[begin Information shown]

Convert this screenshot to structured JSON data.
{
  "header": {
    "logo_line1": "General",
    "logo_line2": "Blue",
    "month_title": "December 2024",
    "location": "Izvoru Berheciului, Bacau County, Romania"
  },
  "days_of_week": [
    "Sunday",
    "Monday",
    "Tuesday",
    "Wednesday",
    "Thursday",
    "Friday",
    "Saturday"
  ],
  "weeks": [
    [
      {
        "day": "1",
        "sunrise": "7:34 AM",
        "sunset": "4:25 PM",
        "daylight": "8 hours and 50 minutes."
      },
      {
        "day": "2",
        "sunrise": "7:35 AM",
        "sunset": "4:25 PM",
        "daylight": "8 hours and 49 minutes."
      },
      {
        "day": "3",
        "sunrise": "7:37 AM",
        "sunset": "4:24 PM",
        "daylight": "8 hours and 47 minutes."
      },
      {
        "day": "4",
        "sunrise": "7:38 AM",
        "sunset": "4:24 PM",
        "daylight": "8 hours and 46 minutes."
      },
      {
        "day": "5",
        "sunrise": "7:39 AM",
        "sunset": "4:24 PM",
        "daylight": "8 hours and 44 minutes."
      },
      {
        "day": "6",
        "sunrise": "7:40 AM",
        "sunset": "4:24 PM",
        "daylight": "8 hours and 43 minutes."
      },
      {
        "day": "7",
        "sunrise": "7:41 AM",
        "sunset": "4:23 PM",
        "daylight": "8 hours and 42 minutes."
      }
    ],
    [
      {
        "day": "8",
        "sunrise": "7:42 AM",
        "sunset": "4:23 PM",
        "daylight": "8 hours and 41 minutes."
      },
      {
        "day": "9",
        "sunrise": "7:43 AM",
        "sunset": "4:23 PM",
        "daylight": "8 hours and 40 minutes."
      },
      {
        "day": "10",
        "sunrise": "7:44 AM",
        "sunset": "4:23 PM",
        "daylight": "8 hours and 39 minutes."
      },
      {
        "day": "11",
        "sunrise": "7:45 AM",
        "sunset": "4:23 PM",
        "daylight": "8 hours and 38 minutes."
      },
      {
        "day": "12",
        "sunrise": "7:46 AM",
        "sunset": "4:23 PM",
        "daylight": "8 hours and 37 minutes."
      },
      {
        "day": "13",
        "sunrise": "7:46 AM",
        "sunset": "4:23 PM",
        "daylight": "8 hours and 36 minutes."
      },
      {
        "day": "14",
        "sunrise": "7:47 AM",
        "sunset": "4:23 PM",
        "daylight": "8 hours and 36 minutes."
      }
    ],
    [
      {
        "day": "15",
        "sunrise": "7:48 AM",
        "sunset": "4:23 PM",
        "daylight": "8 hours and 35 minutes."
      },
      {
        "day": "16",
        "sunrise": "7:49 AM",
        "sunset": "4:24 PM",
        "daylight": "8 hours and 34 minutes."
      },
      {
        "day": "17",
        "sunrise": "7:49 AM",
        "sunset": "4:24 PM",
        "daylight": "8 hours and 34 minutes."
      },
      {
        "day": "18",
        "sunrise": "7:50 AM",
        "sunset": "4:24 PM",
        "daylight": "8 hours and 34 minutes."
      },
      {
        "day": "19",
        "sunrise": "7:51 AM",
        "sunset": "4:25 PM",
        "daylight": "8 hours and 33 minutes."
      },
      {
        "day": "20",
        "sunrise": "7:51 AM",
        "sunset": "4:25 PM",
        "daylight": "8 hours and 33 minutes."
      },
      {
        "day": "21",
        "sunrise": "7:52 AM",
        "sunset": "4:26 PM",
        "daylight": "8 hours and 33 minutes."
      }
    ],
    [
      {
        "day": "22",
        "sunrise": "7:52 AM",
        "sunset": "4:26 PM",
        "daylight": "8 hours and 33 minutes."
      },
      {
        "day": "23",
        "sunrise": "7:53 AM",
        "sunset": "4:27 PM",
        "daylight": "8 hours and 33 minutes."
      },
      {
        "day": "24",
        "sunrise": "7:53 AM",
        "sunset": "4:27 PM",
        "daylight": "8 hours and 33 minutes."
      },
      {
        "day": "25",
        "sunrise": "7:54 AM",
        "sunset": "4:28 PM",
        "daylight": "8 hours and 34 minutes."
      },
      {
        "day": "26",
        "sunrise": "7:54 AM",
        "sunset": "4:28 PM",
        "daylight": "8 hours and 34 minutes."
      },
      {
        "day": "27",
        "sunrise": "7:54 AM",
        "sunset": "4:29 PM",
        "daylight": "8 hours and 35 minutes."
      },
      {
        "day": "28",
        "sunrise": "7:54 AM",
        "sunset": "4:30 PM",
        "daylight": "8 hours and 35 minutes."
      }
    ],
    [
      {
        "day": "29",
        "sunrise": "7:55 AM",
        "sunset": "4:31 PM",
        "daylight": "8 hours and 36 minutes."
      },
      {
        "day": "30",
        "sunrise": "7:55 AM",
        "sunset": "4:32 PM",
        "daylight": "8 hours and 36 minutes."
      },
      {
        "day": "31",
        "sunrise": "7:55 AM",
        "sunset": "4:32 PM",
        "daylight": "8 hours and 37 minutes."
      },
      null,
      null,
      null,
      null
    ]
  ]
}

[end Information shown]

## Task description
Retype the data in full and match it exactly.

## Answer below
Convert this screenshot to structured JSON data.
{
  "header": {
    "logo_line1": "General",
    "logo_line2": "Blue",
    "month_title": "December 2024",
    "location": "Izvoru Berheciului, Bacau County, Romania"
  },
  "days_of_week": [
    "Sunday",
    "Monday",
    "Tuesday",
    "Wednesday",
    "Thursday",
    "Friday",
    "Saturday"
  ],
  "weeks": [
    [
      {
        "day": "1",
        "sunrise": "7:34 AM",
        "sunset": "4:25 PM",
        "daylight": "8 hours and 50 minutes."
      },
      {
        "day": "2",
        "sunrise": "7:35 AM",
        "sunset": "4:25 PM",
        "daylight": "8 hours and 49 minutes."
      },
      {
        "day": "3",
        "sunrise": "7:37 AM",
        "sunset": "4:24 PM",
        "daylight": "8 hours and 47 minutes."
      },
      {
        "day": "4",
        "sunrise": "7:38 AM",
        "sunset": "4:24 PM",
        "daylight": "8 hours and 46 minutes."
      },
      {
        "day": "5",
        "sunrise": "7:39 AM",
        "sunset": "4:24 PM",
        "daylight": "8 hours and 44 minutes."
      },
      {
        "day": "6",
        "sunrise": "7:40 AM",
        "sunset": "4:24 PM",
        "daylight": "8 hours and 43 minutes."
      },
      {
        "day": "7",
        "sunrise": "7:41 AM",
        "sunset": "4:23 PM",
        "daylight": "8 hours and 42 minutes."
      }
    ],
    [
      {
        "day": "8",
        "sunrise": "7:42 AM",
        "sunset": "4:23 PM",
        "daylight": "8 hours and 41 minutes."
      },
      {
        "day": "9",
        "sunrise": "7:43 AM",
        "sunset": "4:23 PM",
        "daylight": "8 hours and 40 minutes."
      },
      {
        "day": "10",
        "sunrise": "7:44 AM",
        "sunset": "4:23 PM",
        "daylight": "8 hours and 39 minutes."
      },
      {
        "day": "11",
        "sunrise": "7:45 AM",
        "sunset": "4:23 PM",
        "daylight": "8 hours and 38 minutes."
      },
      {
        "day": "12",
        "sunrise": "7:46 AM",
        "sunset": "4:23 PM",
        "daylight": "8 hours and 37 minutes."
      },
      {
        "day": "13",
        "sunrise": "7:46 AM",
        "sunset": "4:23 PM",
        "daylight": "8 hours and 36 minutes."
      },
      {
        "day": "14",
        "sunrise": "7:47 AM",
        "sunset": "4:23 PM",
        "daylight": "8 hours and 36 minutes."
      }
    ],
    [
      {
        "day": "15",
        "sunrise": "7:48 AM",
        "sunset": "4:23 PM",
        "daylight": "8 hours and 35 minutes."
      },
      {
        "day": "16",
        "sunrise": "7:49 AM",
        "sunset": "4:24 PM",
        "daylight": "8 hours and 34 minutes."
      },
      {
        "day": "17",
        "sunrise": "7:49 AM",
        "sunset": "4:24 PM",
        "daylight": "8 hours and 34 minutes."
      },
      {
        "day": "18",
        "sunrise": "7:50 AM",
        "sunset": "4:24 PM",
        "daylight": "8 hours and 34 minutes."
      },
      {
        "day": "19",
        "sunrise": "7:51 AM",
        "sunset": "4:25 PM",
        "daylight": "8 hours and 33 minutes."
      },
      {
        "day": "20",
        "sunrise": "7:51 AM",
        "sunset": "4:25 PM",
        "daylight": "8 hours and 33 minutes."
      },
      {
        "day": "21",
        "sunrise": "7:52 AM",
        "sunset": "4:26 PM",
        "daylight": "8 hours and 33 minutes."
      }
    ],
    [
      {
        "day": "22",
        "sunrise": "7:52 AM",
        "sunset": "4:26 PM",
        "daylight": "8 hours and 33 minutes."
      },
      {
        "day": "23",
        "sunrise": "7:53 AM",
        "sunset": "4:27 PM",
        "daylight": "8 hours and 33 minutes."
      },
      {
        "day": "24",
        "sunrise": "7:53 AM",
        "sunset": "4:27 PM",
        "daylight": "8 hours and 33 minutes."
      },
      {
        "day": "25",
        "sunrise": "7:54 AM",
        "sunset": "4:28 PM",
        "daylight": "8 hours and 34 minutes."
      },
      {
        "day": "26",
        "sunrise": "7:54 AM",
        "sunset": "4:28 PM",
        "daylight": "8 hours and 34 minutes."
      },
      {
        "day": "27",
        "sunrise": "7:54 AM",
        "sunset": "4:29 PM",
        "daylight": "8 hours and 35 minutes."
      },
      {
        "day": "28",
        "sunrise": "7:54 AM",
        "sunset": "4:30 PM",
        "daylight": "8 hours and 35 minutes."
      }
    ],
    [
      {
        "day": "29",
        "sunrise": "7:55 AM",
        "sunset": "4:31 PM",
        "daylight": "8 hours and 36 minutes."
      },
      {
        "day": "30",
        "sunrise": "7:55 AM",
        "sunset": "4:32 PM",
        "daylight": "8 hours and 36 minutes."
      },
      {
        "day": "31",
        "sunrise": "7:55 AM",
        "sunset": "4:32 PM",
        "daylight": "8 hours and 37 minutes."
      },
      null,
      null,
      null,
      null
    ]
  ]
}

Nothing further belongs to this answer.